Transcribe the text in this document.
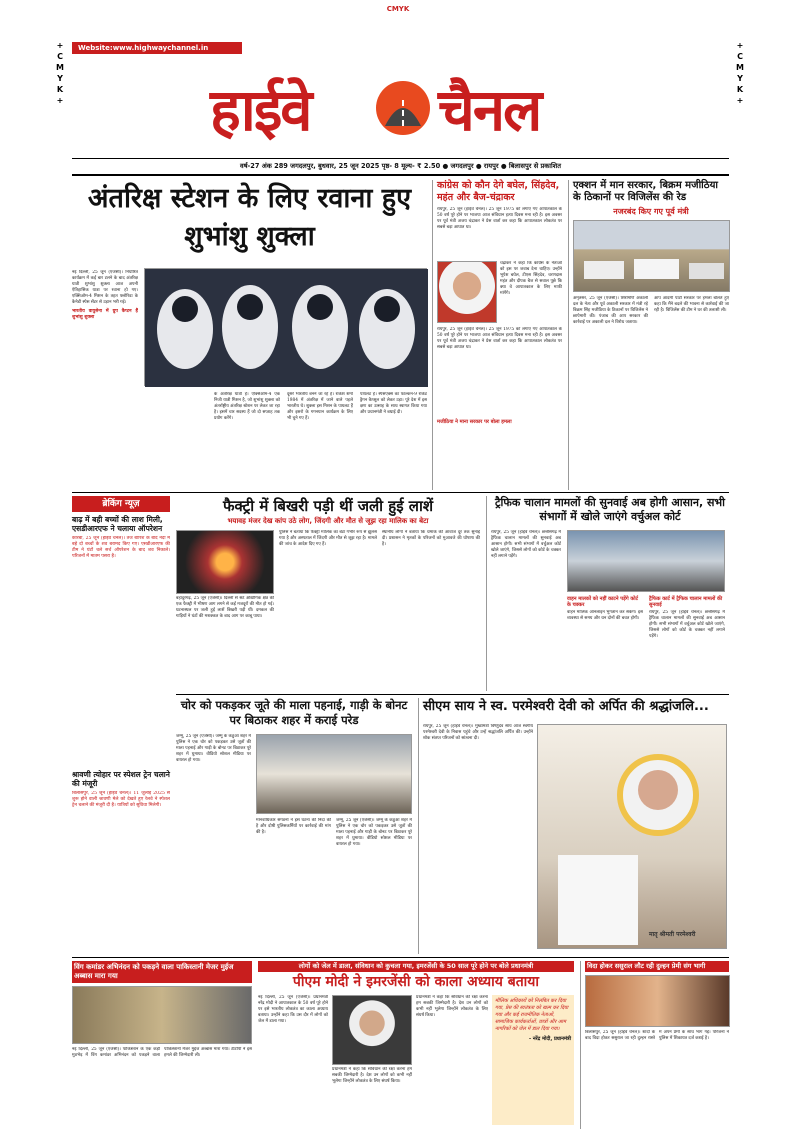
CMYK
+
C
M
Y
K
+
+
C
M
Y
K
+
Website:www.highwaychannel.in
हाईवे चैनल
वर्ष-27 अंक 289 जगदलपुर, बुधवार, 25 जून 2025 पृष्ठ- 8 मूल्य- ₹ 2.50 ● जगदलपुर ● रायपुर ● बिलासपुर से प्रकाशित
अंतरिक्ष स्टेशन के लिए रवाना हुए शुभांशु शुक्ला

नई दिल्ली, 25 जून (एजेंसी)। निर्धारित कार्यक्रम में कई बार टलने के बाद अंतरिक्ष यात्री शुभांशु शुक्ला आज अपनी ऐतिहासिक यात्रा पर रवाना हो गए। एक्सिओम-4 मिशन के तहत फ्लोरिडा के कैनेडी स्पेस सेंटर से उड़ान भरी गई।

भारतीय वायुसेना में ग्रुप कैप्टन हैं शुभांशु शुक्ला

के अंतरिक्ष यात्री हैं। एक्सिओम-4 एक निजी यात्री मिशन है, जो शुभांशु शुक्ला को अंतर्राष्ट्रीय अंतरिक्ष स्टेशन पर लेकर जा रहा है। इसमें चार सदस्य हैं जो दो सप्ताह तक प्रयोग करेंगे।
दूसरे भारतीय बनने जा रहे हैं। राकेश शर्मा 1984 में अंतरिक्ष में जाने वाले पहले भारतीय थे। शुक्ला इस मिशन के पायलट हैं और इसरो के गगनयान कार्यक्रम के लिए भी चुने गए हैं।
पायलट हैं। स्पेसएक्स का फाल्कन-9 रॉकेट ड्रैगन कैप्सूल को लेकर उड़ा। पूरे देश में इस क्षण का उत्साह के साथ स्वागत किया गया और प्रधानमंत्री ने बधाई दी।
कांग्रेस को कौन देगे बघेल, सिंहदेव, महंत और बैज-चंद्राकर
रायपुर, 25 जून (हाईवे चैनल)। 25 जून 1975 को लगाए गए आपातकाल के 50 वर्ष पूरे होने पर भाजपा आज संविधान हत्या दिवस मना रही है। इस अवसर पर पूर्व मंत्री अजय चंद्राकर ने प्रेस वार्ता कर कहा कि आपातकाल लोकतंत्र पर सबसे बड़ा आघात था।
चंद्राकर ने कहा कि कांग्रेस के नेताओं को इस पर जवाब देना चाहिए। उन्होंने भूपेश बघेल, टीएस सिंहदेव, चरणदास महंत और दीपक बैज से सवाल पूछे कि क्या वे आपातकाल के लिए माफी मांगेंगे।
रायपुर, 25 जून (हाईवे चैनल)। 25 जून 1975 को लगाए गए आपातकाल के 50 वर्ष पूरे होने पर भाजपा आज संविधान हत्या दिवस मना रही है। इस अवसर पर पूर्व मंत्री अजय चंद्राकर ने प्रेस वार्ता कर कहा कि आपातकाल लोकतंत्र पर सबसे बड़ा आघात था।
मजीठिया ने माना सरकार पर बोला हमला
एक्शन में मान सरकार, बिक्रम मजीठिया के ठिकानों पर विजिलेंस की रेड
नजरबंद किए गए पूर्व मंत्री
अमृतसर, 25 जून (एजेंसी)। शिरोमणि अकाली दल के नेता और पूर्व अकाली सरकार में मंत्री रहे बिक्रम सिंह मजीठिया के ठिकानों पर विजिलेंस ने छापेमारी की। पंजाब की आप सरकार की कार्रवाई पर अकाली दल ने विरोध जताया।
आप आदमी पार्टी सरकार पर हमला बोलते हुए कहा कि मैंने बदले की भावना से कार्रवाई की जा रही है। विजिलेंस की टीम ने घर की तलाशी ली।
ब्रेकिंग न्यूज़
बाढ़ में बही बच्चों की लाश मिली, एसडीआरएफ ने चलाया ऑपरेशन
कोरबा, 25 जून (हाईवे चैनल)। तेज बारिश के बाद नदी में बहे दो बच्चों के शव बरामद किए गए। एसडीआरएफ की टीम ने घंटों चले सर्च ऑपरेशन के बाद शव निकाले। परिजनों में मातम पसरा है।
श्रावणी त्योहार पर स्पेशल ट्रेन चलाने की मंजूरी
बिलासपुर, 25 जून (हाईवे चैनल)। 11 जुलाई 2025 से शुरू होने वाली श्रावणी मेले को देखते हुए रेलवे ने स्पेशल ट्रेन चलाने की मंजूरी दी है। यात्रियों को सुविधा मिलेगी।
फैक्ट्री में बिखरी पड़ी थीं जली हुई लाशें
भयावह मंजर देख कांप उठे लोग, जिंदगी और मौत से जूझ रहा मालिक का बेटा
बहादुरगढ़, 25 जून (एजेंसी)। दिल्ली से सटे औद्योगिक क्षेत्र की एक फैक्ट्री में भीषण आग लगने से कई मजदूरों की मौत हो गई। घटनास्थल पर जली हुई लाशें बिखरी पड़ी थीं। दमकल की गाड़ियों ने घंटों की मशक्कत के बाद आग पर काबू पाया।
पुलिस ने बताया कि फैक्ट्री मालिक का बेटा गंभीर रूप से झुलस गया है और अस्पताल में जिंदगी और मौत से जूझ रहा है। मामले की जांच के आदेश दिए गए हैं।
स्थानीय लोगों ने बताया कि धमाके की आवाज दूर तक सुनाई दी। प्रशासन ने मृतकों के परिजनों को मुआवजे की घोषणा की है।
ट्रैफिक चालान मामलों की सुनवाई अब होगी आसान, सभी संभागों में खोले जाएंगे वर्चुअल कोर्ट
रायपुर, 25 जून (हाईवे चैनल)। छत्तीसगढ़ में ट्रैफिक चालान मामलों की सुनवाई अब आसान होगी। सभी संभागों में वर्चुअल कोर्ट खोले जाएंगे, जिससे लोगों को कोर्ट के चक्कर नहीं लगाने पड़ेंगे।
वाहन मालकों को नहीं काटने पड़ेंगे कोर्ट के चक्कर
वाहन मालिक ऑनलाइन भुगतान कर सकेंगे। इस व्यवस्था से समय और धन दोनों की बचत होगी।
ट्रैफिक कार्ट में ट्रैफिक चालान मामलों की सुनवाई
रायपुर, 25 जून (हाईवे चैनल)। छत्तीसगढ़ में ट्रैफिक चालान मामलों की सुनवाई अब आसान होगी। सभी संभागों में वर्चुअल कोर्ट खोले जाएंगे, जिससे लोगों को कोर्ट के चक्कर नहीं लगाने पड़ेंगे।
चोर को पकड़कर जूते की माला पहनाई, गाड़ी के बोनट पर बिठाकर शहर में कराई परेड
जम्मू, 25 जून (एजेंसी)। जम्मू के कठुआ शहर में पुलिस ने एक चोर को पकड़कर उसे जूतों की माला पहनाई और गाड़ी के बोनट पर बिठाकर पूरे शहर में घुमाया। वीडियो सोशल मीडिया पर वायरल हो गया।
मानवाधिकार संगठनों ने इस घटना की निंदा की है और दोषी पुलिसकर्मियों पर कार्रवाई की मांग की है।
जम्मू, 25 जून (एजेंसी)। जम्मू के कठुआ शहर में पुलिस ने एक चोर को पकड़कर उसे जूतों की माला पहनाई और गाड़ी के बोनट पर बिठाकर पूरे शहर में घुमाया। वीडियो सोशल मीडिया पर वायरल हो गया।
सीएम साय ने स्व. परमेश्वरी देवी को अर्पित की श्रद्धांजलि...
रायपुर, 25 जून (हाईवे चैनल)। मुख्यमंत्री विष्णुदेव साय आज स्वर्गीय परमेश्वरी देवी के निवास पहुंचे और उन्हें श्रद्धांजलि अर्पित की। उन्होंने शोक संतप्त परिजनों को सांत्वना दी।
मातृ श्रीमती परमेश्वरी
विंग कमांडर अभिनंदन को पकड़ने वाला पाकिस्तानी मेजर मुईज अब्बास मारा गया
नई दिल्ली, 25 जून (एजेंसी)। पाकिस्तान के एक कड़ी मुठभेड़ में विंग कमांडर अभिनंदन को पकड़ने वाला पाकिस्तानी मेजर मुईज अब्बास मारा गया। टीटीपी ने इस हमले की जिम्मेदारी ली।
लोगों को जेल में डाला, संविधान को कुचला गया, इमरजेंसी के 50 साल पूरे होने पर बोले प्रधानमंत्री
पीएम मोदी ने इमरजेंसी को काला अध्याय बताया
नई दिल्ली, 25 जून (एजेंसी)। प्रधानमंत्री नरेंद्र मोदी ने आपातकाल के 50 वर्ष पूरे होने पर इसे भारतीय लोकतंत्र का काला अध्याय बताया। उन्होंने कहा कि उस दौर में लोगों को जेल में डाला गया।
प्रधानमंत्री ने कहा कि संविधान की रक्षा करना हम सबकी जिम्मेदारी है। देश उन लोगों को कभी नहीं भूलेगा जिन्होंने लोकतंत्र के लिए संघर्ष किया।
प्रधानमंत्री ने कहा कि संविधान की रक्षा करना हम सबकी जिम्मेदारी है। देश उन लोगों को कभी नहीं भूलेगा जिन्होंने लोकतंत्र के लिए संघर्ष किया।
मौलिक अधिकारों को निलंबित कर दिया गया, प्रेस की स्वतंत्रता को खत्म कर दिया गया और कई राजनीतिक नेताओं, सामाजिक कार्यकर्ताओं, छात्रों और आम नागरिकों को जेल में डाल दिया गया।
- नरेंद्र मोदी, प्रधानमंत्री
विदा होकर ससुराल लौट रही दुल्हन प्रेमी संग भागी
बिलासपुर, 25 जून (हाईवे चैनल)। शादी के बाद विदा होकर ससुराल जा रही दुल्हन रास्ते में अपने प्रेमी के साथ भाग गई। परिजनों ने पुलिस में शिकायत दर्ज कराई है।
━━━━
### What the task asks
Scan the lines for the string "आरएफ". Pick out every line that has it.

### Answer to this problem
बाढ़ में बही बच्चों की लाश मिली, एसडीआरएफ ने चलाया ऑपरेशन
कोरबा, 25 जून (हाईवे चैनल)। तेज बारिश के बाद नदी में बहे दो बच्चों के शव बरामद किए गए। एसडीआरएफ की टीम ने घंटों चले सर्च ऑपरेशन के बाद शव निकाले। परिजनों में मातम पसरा है।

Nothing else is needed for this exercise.